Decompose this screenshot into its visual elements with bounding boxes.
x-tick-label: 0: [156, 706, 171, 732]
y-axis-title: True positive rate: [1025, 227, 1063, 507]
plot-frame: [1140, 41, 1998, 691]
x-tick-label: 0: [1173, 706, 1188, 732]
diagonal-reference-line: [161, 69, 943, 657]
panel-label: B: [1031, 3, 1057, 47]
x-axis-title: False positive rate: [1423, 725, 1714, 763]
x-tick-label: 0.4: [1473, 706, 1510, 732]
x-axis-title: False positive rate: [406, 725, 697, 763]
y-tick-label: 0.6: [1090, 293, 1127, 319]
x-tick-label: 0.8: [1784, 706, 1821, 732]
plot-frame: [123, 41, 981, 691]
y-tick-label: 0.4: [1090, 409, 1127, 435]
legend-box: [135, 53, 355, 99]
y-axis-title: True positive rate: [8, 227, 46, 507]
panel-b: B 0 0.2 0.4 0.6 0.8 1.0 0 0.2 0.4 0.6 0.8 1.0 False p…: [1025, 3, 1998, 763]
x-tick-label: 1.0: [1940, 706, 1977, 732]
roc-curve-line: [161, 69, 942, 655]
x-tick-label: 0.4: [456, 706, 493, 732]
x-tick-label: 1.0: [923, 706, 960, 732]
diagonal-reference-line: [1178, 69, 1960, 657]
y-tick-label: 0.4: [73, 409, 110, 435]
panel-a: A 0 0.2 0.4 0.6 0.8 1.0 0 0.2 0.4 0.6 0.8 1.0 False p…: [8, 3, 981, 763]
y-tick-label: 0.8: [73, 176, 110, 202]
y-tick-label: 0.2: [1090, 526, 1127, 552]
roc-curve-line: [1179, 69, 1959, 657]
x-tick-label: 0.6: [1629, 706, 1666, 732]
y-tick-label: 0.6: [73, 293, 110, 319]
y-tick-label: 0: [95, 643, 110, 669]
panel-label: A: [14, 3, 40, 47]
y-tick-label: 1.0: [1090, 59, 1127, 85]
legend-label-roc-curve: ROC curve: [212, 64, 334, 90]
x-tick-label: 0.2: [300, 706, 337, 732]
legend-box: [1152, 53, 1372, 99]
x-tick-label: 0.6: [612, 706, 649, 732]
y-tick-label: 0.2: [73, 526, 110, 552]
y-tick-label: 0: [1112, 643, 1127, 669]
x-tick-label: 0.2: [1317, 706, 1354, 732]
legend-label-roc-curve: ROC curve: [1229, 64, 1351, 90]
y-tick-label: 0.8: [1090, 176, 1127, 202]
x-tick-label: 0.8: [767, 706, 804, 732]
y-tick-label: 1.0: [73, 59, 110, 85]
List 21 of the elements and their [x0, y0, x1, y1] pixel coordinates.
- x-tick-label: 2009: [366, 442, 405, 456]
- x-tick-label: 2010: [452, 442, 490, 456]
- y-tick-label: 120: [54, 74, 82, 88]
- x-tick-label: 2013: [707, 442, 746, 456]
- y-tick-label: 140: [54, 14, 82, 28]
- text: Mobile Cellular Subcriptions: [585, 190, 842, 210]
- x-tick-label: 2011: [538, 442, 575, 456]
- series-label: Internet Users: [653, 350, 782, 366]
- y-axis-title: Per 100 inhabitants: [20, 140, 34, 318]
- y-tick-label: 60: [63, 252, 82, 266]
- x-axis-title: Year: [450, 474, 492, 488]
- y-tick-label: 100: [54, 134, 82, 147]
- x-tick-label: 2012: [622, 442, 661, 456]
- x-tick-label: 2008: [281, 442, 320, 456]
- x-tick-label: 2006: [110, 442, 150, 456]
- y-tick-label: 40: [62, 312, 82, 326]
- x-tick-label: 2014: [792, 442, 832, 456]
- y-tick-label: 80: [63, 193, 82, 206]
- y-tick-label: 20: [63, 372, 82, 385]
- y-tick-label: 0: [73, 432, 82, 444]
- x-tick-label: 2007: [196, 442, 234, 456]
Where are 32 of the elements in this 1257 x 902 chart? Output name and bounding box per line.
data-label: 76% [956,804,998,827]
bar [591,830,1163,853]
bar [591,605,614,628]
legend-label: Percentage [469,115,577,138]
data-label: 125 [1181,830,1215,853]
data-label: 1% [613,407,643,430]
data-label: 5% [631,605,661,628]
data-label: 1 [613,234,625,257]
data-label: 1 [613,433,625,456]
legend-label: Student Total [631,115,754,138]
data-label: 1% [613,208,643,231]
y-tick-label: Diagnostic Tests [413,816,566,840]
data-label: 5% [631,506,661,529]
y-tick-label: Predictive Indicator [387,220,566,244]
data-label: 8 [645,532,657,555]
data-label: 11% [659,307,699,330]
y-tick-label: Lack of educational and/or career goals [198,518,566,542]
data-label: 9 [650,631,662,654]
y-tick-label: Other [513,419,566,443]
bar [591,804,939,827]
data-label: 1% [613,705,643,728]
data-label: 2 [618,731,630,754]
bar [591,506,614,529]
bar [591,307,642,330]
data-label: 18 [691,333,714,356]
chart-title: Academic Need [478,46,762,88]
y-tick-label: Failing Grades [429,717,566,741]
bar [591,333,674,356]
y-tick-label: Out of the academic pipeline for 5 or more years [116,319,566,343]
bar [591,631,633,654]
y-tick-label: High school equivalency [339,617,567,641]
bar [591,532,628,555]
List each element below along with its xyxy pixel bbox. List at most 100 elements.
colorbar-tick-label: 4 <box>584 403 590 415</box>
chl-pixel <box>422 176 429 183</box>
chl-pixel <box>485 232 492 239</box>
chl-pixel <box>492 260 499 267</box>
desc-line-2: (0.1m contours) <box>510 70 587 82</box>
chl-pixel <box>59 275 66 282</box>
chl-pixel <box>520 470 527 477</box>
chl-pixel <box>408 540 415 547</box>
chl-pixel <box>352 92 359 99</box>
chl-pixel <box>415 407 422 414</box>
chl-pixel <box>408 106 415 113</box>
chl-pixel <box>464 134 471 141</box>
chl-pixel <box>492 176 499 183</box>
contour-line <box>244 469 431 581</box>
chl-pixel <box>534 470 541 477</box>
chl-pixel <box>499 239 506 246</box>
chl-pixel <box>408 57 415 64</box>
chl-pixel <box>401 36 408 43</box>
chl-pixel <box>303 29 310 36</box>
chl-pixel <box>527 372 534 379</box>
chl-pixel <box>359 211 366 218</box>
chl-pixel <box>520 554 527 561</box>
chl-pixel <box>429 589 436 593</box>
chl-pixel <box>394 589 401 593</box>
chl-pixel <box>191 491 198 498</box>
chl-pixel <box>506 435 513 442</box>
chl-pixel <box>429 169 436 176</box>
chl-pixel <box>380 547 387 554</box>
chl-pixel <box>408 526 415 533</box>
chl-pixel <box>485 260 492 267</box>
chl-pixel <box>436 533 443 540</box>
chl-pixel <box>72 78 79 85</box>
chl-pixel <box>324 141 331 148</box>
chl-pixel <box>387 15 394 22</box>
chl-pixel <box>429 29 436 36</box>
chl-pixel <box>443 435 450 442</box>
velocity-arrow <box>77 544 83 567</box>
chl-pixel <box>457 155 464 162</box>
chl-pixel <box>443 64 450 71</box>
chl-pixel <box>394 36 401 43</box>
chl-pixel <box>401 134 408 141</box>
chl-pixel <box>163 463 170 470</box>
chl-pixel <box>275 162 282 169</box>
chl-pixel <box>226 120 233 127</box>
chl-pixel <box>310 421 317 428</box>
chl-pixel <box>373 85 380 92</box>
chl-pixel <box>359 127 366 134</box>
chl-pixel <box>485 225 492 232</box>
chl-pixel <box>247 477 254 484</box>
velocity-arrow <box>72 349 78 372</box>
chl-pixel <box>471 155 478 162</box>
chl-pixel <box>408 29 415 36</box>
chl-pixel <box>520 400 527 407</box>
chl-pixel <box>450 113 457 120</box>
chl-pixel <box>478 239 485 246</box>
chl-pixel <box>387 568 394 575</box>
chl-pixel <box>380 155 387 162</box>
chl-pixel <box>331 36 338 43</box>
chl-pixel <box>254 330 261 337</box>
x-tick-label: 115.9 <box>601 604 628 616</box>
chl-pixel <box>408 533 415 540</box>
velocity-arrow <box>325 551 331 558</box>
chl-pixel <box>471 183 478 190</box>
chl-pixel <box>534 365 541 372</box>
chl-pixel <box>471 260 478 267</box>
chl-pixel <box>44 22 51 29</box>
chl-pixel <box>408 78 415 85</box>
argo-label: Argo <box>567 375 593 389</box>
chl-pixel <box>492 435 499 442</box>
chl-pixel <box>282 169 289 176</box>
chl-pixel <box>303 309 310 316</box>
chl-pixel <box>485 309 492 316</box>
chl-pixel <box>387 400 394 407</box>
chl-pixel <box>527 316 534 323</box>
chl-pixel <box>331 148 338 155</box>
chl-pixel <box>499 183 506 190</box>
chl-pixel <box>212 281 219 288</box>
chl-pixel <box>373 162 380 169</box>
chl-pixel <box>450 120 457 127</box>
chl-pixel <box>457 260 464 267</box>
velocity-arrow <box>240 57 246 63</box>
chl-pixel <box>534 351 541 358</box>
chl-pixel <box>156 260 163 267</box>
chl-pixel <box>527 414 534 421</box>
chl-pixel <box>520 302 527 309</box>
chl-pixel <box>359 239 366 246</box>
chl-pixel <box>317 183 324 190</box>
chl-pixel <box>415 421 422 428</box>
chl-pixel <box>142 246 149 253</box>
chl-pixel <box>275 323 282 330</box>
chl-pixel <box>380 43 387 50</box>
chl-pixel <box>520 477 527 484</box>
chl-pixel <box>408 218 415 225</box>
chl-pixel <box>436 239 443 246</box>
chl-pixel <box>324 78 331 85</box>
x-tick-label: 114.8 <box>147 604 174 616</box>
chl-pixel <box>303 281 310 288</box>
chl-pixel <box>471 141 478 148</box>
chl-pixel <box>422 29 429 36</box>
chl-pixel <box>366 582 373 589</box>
—————
» Goal of the exercise:
Copy out the records exactly, from their first line through the line containing "legend-box: [135, 53, 355, 99]", with both ends included.

» Result of the task:
Decompose this screenshot into its visual elements with bounding boxes.
x-tick-label: 0: [156, 706, 171, 732]
y-axis-title: True positive rate: [1025, 227, 1063, 507]
plot-frame: [1140, 41, 1998, 691]
x-tick-label: 0: [1173, 706, 1188, 732]
diagonal-reference-line: [161, 69, 943, 657]
panel-label: B: [1031, 3, 1057, 47]
x-axis-title: False positive rate: [1423, 725, 1714, 763]
x-tick-label: 0.4: [1473, 706, 1510, 732]
x-axis-title: False positive rate: [406, 725, 697, 763]
y-tick-label: 0.6: [1090, 293, 1127, 319]
x-tick-label: 0.8: [1784, 706, 1821, 732]
plot-frame: [123, 41, 981, 691]
y-tick-label: 0.4: [1090, 409, 1127, 435]
legend-box: [135, 53, 355, 99]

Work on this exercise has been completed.